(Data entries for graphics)
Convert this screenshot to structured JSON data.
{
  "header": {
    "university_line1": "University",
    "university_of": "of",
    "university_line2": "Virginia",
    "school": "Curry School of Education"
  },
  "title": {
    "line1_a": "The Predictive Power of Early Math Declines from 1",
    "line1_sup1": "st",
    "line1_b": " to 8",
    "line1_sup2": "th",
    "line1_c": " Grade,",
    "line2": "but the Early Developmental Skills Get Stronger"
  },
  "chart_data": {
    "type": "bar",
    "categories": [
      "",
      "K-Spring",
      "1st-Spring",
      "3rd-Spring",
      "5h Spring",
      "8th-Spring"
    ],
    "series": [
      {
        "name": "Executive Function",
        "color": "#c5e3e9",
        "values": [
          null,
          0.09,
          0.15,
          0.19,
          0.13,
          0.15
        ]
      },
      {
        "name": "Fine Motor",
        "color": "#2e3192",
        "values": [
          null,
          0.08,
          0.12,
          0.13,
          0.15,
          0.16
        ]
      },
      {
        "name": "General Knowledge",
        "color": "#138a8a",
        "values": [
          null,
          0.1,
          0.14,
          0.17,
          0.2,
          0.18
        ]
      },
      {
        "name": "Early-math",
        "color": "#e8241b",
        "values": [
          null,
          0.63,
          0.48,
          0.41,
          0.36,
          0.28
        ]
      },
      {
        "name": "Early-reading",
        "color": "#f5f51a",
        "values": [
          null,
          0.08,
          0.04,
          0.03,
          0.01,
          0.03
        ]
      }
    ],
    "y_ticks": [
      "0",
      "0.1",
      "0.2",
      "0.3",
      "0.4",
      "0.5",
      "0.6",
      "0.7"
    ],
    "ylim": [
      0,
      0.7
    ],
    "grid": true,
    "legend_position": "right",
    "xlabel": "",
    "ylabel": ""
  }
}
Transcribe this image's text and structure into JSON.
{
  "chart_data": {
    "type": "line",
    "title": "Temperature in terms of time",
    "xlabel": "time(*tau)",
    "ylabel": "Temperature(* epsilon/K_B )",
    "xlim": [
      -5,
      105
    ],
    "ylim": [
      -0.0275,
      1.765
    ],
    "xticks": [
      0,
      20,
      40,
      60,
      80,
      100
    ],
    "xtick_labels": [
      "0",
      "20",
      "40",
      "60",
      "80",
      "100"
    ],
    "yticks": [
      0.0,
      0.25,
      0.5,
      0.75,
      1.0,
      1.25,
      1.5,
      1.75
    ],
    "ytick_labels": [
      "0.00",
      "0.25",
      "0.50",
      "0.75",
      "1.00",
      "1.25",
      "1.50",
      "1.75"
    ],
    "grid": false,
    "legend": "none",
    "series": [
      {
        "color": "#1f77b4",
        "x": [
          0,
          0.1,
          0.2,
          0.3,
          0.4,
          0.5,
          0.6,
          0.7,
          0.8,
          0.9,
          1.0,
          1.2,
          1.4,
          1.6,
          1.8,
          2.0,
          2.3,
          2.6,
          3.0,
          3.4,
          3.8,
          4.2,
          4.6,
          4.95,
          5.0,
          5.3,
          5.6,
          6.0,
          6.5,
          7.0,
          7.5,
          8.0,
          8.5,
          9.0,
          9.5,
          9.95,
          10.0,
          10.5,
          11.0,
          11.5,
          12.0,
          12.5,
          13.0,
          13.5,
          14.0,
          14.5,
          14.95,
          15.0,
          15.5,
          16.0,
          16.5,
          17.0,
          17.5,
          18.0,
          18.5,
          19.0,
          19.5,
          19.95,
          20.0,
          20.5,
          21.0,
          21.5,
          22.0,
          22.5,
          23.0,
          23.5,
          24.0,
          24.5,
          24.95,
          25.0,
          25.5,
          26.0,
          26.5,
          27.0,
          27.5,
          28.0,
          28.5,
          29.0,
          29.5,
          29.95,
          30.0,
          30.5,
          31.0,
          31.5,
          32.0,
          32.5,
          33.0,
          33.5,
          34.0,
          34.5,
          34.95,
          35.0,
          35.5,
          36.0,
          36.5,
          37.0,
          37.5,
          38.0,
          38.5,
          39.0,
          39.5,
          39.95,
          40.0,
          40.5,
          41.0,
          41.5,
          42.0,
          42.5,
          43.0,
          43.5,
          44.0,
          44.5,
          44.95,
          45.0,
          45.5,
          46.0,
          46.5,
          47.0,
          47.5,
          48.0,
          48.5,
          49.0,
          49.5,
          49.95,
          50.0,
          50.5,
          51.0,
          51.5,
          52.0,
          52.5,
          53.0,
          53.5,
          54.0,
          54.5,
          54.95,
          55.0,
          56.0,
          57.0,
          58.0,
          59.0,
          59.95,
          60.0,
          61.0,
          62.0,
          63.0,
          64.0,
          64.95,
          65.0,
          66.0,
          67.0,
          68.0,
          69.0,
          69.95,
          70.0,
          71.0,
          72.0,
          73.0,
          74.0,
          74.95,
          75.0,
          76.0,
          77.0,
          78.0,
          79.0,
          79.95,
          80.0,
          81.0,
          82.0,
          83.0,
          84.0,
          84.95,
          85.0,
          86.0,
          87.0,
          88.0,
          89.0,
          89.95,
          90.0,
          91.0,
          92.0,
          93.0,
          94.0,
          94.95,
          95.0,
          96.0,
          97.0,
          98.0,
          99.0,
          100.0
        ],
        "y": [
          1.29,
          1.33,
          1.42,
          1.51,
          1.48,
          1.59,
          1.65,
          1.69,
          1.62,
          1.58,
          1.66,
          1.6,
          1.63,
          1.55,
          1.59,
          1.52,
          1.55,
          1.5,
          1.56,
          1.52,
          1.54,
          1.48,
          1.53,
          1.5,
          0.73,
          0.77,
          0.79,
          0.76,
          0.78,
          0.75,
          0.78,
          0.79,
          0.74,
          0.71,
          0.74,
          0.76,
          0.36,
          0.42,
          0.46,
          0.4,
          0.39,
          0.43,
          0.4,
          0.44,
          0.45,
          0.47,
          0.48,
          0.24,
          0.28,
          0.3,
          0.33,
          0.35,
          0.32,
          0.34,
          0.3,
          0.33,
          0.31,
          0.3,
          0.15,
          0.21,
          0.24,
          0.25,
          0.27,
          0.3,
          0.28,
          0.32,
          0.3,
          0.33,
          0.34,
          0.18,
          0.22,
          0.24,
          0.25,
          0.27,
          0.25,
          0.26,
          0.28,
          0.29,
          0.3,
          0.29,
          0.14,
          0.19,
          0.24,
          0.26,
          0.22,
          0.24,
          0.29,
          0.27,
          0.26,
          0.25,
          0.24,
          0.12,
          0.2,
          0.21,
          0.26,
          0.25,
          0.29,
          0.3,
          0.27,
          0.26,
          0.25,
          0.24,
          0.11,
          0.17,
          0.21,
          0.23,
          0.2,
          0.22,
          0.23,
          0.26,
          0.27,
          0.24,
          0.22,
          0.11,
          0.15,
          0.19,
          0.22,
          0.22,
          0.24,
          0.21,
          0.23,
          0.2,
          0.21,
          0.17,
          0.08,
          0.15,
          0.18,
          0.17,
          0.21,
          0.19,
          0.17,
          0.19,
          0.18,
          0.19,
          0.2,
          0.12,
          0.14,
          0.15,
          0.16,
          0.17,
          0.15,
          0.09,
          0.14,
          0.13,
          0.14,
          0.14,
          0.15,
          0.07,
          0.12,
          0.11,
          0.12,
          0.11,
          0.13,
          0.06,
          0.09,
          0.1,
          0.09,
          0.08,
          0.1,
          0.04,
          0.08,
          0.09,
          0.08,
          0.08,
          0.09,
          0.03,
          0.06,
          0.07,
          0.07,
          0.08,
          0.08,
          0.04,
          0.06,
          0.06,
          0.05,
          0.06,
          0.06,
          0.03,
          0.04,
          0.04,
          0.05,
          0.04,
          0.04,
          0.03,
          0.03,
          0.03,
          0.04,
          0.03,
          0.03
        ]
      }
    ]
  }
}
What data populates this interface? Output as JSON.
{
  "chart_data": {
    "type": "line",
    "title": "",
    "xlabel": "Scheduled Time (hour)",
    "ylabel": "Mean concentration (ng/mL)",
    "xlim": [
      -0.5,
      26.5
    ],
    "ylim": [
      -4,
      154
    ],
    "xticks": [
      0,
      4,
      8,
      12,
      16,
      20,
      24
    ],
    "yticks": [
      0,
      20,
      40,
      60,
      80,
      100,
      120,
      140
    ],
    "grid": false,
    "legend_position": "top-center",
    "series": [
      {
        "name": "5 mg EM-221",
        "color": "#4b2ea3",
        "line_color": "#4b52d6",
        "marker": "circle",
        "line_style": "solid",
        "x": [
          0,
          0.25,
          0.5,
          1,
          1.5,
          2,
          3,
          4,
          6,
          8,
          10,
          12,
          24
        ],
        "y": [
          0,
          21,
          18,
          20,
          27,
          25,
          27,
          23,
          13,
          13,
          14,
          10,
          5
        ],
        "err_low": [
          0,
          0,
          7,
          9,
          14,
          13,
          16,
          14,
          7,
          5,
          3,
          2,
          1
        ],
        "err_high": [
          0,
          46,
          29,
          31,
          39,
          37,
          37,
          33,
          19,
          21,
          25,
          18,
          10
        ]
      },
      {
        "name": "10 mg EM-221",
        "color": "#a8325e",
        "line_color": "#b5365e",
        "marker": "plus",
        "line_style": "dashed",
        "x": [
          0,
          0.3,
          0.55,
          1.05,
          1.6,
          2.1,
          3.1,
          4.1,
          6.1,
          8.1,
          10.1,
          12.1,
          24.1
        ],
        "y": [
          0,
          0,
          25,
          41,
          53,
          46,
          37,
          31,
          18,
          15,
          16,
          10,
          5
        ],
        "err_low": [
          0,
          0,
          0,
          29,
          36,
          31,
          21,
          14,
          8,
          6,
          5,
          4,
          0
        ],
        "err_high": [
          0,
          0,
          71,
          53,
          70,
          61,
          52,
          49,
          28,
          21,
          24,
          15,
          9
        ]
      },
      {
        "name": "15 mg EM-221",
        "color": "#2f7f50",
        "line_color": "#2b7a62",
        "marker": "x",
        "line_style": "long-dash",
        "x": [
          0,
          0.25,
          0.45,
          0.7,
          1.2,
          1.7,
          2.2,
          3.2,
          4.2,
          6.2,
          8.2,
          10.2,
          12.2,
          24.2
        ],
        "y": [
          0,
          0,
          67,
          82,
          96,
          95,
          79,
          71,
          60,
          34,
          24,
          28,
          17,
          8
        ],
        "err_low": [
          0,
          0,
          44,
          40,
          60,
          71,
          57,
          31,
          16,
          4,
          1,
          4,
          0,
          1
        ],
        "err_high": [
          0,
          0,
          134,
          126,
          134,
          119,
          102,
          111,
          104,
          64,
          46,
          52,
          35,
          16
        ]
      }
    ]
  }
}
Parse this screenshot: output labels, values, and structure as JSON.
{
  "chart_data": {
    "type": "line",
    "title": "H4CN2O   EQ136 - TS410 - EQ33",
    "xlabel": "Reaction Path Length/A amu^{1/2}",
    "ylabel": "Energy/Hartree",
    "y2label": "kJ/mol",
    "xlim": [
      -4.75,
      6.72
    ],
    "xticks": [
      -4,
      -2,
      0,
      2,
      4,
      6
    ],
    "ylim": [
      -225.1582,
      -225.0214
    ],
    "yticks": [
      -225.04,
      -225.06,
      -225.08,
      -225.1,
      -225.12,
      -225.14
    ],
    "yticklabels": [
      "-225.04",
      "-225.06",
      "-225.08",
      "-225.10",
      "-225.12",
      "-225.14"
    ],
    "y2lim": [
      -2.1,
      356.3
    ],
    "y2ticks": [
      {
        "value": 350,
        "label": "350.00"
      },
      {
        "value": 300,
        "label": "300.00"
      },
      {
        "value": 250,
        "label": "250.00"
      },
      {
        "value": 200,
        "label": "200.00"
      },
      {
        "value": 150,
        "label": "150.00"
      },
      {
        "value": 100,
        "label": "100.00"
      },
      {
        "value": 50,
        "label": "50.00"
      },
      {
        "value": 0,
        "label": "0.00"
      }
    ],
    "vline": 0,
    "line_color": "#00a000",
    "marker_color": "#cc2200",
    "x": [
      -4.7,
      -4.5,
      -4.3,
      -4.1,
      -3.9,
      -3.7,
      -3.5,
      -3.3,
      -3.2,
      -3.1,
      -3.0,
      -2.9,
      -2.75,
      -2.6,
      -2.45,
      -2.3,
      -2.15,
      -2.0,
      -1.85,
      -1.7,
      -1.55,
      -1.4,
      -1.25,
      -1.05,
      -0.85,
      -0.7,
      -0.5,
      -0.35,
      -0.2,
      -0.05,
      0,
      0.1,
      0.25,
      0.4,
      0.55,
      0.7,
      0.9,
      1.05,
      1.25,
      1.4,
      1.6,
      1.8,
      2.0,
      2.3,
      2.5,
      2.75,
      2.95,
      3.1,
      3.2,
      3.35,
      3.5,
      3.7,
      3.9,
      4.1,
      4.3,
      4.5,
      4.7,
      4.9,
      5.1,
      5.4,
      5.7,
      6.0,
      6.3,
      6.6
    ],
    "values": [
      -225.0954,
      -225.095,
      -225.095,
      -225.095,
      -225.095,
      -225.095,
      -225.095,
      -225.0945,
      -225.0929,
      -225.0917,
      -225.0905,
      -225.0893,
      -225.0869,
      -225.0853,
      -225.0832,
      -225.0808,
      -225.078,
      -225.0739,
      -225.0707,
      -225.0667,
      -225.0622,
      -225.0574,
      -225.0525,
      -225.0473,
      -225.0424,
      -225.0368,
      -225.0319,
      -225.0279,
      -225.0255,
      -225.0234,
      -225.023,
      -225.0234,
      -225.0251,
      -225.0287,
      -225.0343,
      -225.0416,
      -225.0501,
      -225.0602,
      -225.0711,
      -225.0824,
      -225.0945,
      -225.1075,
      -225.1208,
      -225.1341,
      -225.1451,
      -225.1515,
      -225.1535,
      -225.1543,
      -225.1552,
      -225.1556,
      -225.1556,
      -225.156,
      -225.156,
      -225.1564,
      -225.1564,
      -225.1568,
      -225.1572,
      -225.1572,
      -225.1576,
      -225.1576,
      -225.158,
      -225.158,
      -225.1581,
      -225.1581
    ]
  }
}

• [Written task] Search the lines for "name". Copy each line that has it.

• [Expected answer]
        "name": "Executive Function",
        "name": "Fine Motor",
        "name": "General Knowledge",
        "name": "Early-math",
        "name": "Early-reading",
        "name": "5 mg EM-221",
        "name": "10 mg EM-221",
        "name": "15 mg EM-221",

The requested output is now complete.